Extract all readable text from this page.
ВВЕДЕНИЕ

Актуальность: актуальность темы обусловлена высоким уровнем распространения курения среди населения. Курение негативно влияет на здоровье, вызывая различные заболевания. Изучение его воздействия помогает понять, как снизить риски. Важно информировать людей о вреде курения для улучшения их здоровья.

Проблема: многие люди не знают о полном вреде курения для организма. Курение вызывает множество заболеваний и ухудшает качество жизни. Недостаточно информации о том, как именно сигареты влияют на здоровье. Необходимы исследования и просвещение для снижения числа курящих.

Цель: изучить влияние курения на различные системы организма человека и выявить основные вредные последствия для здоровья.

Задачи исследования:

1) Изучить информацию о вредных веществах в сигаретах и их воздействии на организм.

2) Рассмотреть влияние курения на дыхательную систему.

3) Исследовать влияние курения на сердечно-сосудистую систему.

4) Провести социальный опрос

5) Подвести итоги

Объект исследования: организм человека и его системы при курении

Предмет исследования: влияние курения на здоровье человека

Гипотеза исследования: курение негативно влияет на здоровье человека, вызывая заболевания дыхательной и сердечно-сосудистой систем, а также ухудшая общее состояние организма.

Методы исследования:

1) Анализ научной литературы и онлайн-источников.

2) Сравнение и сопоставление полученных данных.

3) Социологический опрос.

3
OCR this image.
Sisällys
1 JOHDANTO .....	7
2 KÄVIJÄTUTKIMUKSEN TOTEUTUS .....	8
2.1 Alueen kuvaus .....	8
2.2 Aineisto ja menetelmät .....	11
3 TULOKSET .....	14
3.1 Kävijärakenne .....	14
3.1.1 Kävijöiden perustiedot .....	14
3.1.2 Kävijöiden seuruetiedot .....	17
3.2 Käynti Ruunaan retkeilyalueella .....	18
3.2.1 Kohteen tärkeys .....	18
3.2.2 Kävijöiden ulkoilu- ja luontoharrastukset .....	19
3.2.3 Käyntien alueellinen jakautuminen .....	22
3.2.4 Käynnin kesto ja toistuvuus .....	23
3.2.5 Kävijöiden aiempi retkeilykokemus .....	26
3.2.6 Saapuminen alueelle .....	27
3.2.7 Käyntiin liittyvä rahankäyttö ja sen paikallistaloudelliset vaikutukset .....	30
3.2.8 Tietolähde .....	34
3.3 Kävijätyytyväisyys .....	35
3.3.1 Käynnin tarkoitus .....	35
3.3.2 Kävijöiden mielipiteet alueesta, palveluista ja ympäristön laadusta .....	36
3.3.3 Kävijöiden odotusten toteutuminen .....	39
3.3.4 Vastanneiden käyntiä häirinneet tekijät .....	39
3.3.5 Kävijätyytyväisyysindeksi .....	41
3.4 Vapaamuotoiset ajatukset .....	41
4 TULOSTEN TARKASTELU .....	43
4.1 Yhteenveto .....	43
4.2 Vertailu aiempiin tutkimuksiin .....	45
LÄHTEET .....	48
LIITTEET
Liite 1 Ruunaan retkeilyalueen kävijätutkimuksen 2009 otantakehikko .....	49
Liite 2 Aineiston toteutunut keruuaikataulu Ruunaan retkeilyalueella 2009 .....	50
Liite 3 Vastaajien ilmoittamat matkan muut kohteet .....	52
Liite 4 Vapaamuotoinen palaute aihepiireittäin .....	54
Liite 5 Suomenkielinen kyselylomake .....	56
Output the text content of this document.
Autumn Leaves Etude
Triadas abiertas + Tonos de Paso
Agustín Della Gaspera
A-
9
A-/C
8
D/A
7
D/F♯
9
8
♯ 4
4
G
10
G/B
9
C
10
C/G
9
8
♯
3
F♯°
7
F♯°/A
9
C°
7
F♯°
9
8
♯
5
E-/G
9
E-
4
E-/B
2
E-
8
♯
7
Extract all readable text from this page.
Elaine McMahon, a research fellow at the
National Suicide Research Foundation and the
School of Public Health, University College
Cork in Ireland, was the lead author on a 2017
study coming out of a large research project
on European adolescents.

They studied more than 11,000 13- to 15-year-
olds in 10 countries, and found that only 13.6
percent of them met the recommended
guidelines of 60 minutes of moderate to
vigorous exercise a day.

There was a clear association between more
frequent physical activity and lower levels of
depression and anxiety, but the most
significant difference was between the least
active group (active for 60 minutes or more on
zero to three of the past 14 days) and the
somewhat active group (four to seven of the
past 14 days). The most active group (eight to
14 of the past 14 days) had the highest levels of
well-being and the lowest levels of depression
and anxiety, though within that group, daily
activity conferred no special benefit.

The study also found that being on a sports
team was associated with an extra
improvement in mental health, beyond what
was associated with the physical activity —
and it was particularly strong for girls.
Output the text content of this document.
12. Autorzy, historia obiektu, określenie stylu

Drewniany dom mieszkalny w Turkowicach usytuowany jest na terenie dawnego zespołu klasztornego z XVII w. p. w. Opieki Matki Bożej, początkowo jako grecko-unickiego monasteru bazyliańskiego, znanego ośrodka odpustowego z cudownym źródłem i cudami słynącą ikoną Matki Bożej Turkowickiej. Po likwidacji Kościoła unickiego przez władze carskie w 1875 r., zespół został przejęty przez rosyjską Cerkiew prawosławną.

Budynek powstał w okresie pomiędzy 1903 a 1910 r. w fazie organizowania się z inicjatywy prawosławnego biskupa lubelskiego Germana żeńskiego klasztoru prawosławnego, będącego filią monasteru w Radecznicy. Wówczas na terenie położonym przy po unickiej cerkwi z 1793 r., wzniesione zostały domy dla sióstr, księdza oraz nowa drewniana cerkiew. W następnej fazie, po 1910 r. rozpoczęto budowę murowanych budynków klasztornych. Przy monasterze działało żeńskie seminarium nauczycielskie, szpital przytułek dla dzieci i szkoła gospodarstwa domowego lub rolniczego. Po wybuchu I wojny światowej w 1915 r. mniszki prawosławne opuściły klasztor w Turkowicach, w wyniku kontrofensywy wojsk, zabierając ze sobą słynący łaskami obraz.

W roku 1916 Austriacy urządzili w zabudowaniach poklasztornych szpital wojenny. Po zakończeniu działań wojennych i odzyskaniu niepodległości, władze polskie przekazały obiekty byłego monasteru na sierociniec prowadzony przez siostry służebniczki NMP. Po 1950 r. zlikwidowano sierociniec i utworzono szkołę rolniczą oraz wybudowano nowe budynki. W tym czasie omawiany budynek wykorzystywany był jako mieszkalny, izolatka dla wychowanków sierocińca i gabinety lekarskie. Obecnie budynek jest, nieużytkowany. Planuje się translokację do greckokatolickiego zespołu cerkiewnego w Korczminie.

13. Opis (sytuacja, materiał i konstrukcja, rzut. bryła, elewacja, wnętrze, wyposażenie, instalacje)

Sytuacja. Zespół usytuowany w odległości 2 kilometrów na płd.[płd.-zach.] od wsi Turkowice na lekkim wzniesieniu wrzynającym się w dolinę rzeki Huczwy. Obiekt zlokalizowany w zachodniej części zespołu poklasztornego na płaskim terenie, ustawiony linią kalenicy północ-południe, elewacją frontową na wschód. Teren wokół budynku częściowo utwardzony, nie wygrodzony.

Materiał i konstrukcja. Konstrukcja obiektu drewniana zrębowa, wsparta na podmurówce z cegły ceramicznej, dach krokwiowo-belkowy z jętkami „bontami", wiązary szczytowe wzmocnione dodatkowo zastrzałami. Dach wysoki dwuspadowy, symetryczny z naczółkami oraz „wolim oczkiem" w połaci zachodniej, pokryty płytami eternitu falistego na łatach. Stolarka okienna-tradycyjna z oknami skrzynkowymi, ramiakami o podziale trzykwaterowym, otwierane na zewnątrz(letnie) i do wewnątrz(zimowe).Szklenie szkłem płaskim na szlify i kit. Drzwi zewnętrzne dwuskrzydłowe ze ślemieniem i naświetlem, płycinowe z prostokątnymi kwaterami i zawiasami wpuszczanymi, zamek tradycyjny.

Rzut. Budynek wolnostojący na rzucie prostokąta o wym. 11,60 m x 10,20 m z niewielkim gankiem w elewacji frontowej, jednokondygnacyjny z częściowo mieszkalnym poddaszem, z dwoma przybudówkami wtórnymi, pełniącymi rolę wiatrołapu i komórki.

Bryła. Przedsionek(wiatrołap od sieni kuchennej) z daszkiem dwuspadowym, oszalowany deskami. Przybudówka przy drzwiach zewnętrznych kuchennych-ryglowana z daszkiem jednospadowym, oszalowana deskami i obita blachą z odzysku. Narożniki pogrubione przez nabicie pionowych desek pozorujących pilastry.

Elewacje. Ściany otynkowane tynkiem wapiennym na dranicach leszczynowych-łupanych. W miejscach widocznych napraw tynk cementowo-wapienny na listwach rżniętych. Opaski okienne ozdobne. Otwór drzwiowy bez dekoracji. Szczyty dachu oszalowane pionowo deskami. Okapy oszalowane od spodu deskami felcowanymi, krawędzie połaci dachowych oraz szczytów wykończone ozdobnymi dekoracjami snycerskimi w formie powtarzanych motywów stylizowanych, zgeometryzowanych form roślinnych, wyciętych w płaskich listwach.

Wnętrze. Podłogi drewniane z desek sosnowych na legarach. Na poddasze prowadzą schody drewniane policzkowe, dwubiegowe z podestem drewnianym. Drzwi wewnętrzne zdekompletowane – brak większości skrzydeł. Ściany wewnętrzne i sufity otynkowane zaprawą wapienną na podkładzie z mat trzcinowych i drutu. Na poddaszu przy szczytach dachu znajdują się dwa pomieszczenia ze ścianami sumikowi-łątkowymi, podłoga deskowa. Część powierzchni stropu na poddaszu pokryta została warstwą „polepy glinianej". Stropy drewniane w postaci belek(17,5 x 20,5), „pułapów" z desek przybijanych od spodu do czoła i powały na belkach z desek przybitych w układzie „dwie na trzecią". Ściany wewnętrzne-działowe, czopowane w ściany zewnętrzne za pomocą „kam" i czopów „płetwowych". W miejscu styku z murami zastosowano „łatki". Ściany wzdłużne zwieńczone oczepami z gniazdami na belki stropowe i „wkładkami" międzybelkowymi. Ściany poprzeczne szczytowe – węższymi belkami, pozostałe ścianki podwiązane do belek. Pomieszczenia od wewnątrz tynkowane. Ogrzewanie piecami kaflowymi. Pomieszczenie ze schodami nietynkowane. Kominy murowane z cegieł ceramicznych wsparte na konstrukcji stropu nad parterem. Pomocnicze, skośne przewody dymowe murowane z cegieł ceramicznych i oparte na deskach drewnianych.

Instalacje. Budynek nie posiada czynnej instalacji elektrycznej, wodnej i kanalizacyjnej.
____________
### GIVEN TASK
Find every line that includes the string "group". Report how many there are and nothing else.

### THE COMPLETED TASK
4